Data for this task:
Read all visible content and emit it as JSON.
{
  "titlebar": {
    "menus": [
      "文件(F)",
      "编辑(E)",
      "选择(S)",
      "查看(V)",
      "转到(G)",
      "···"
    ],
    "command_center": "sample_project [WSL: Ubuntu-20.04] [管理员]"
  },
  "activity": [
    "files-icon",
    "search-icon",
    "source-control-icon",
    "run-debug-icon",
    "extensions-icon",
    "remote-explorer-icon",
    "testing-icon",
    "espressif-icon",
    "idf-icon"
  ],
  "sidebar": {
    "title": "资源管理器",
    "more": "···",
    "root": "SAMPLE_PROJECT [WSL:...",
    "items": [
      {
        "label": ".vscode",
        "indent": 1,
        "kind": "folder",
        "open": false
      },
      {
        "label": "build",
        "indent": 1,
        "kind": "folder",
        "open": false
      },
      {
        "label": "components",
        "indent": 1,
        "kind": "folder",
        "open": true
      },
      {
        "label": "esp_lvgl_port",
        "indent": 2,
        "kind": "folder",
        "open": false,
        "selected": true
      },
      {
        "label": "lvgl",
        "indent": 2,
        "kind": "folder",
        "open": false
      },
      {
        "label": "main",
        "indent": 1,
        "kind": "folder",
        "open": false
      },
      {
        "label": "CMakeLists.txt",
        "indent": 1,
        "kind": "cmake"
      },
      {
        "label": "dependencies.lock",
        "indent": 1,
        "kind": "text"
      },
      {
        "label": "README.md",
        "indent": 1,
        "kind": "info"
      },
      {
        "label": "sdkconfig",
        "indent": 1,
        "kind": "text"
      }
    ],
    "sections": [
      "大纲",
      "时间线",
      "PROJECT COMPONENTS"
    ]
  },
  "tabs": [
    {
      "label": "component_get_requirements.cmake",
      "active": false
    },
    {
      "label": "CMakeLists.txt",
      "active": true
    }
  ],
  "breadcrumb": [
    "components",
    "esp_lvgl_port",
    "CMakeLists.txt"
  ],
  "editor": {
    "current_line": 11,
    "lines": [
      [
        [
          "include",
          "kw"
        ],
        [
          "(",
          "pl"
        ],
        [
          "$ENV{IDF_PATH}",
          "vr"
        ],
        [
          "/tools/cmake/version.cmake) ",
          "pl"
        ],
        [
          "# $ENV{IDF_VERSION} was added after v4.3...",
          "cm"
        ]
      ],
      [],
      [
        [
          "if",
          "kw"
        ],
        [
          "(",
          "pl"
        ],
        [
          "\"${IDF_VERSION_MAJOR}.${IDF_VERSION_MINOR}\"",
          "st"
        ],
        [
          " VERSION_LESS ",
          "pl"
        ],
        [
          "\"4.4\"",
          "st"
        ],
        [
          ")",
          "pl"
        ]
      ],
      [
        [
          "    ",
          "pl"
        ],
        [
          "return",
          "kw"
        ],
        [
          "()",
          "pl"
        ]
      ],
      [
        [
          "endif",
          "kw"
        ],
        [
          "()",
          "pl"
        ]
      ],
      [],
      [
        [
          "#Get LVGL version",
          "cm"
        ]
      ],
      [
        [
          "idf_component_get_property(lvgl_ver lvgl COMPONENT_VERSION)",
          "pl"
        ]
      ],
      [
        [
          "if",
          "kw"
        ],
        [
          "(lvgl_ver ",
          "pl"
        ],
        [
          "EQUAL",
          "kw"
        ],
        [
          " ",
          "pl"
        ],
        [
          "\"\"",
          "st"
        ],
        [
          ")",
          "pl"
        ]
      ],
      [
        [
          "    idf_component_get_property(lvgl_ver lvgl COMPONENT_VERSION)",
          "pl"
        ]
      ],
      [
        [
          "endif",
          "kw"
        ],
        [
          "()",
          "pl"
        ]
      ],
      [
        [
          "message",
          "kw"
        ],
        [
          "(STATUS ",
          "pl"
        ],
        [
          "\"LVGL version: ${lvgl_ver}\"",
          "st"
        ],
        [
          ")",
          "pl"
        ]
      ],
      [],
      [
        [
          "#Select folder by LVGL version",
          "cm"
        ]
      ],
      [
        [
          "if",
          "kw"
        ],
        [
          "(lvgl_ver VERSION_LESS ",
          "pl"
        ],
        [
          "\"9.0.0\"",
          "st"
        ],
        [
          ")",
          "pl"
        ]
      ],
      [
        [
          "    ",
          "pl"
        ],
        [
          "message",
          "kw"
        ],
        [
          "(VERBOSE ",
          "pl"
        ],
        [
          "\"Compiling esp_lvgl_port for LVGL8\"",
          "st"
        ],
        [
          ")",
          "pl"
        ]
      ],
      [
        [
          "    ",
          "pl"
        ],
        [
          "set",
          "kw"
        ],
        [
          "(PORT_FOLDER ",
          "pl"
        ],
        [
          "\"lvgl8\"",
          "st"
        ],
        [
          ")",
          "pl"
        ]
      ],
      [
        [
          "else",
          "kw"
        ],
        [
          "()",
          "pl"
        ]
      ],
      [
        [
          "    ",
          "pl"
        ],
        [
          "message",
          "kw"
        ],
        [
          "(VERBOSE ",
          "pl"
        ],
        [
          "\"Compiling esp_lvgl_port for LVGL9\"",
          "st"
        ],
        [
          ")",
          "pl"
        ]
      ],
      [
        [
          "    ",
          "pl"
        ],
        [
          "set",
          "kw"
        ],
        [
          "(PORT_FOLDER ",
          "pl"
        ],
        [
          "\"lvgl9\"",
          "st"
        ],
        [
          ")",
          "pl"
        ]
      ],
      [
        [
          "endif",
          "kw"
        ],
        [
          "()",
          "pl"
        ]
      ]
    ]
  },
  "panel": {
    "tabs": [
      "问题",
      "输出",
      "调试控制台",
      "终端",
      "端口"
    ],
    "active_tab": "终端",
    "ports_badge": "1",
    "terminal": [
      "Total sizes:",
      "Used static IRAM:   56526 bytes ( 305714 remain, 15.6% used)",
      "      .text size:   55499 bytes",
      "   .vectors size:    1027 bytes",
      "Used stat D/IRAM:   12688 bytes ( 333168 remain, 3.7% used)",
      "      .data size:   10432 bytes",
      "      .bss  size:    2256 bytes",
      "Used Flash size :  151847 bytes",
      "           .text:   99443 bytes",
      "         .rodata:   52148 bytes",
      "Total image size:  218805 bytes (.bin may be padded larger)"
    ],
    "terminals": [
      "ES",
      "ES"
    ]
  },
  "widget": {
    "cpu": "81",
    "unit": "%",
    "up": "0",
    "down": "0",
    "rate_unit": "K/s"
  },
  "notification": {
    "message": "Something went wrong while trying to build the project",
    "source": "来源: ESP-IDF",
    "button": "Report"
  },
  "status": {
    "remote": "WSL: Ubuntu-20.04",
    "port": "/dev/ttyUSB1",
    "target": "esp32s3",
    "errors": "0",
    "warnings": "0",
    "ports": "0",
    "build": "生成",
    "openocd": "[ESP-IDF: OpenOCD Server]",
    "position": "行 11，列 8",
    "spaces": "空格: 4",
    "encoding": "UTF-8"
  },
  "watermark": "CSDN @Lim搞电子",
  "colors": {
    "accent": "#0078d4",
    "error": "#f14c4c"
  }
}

What the task asks:
Count every line above that holds the string "true" and give the total, nothing more.

Output of the task:
3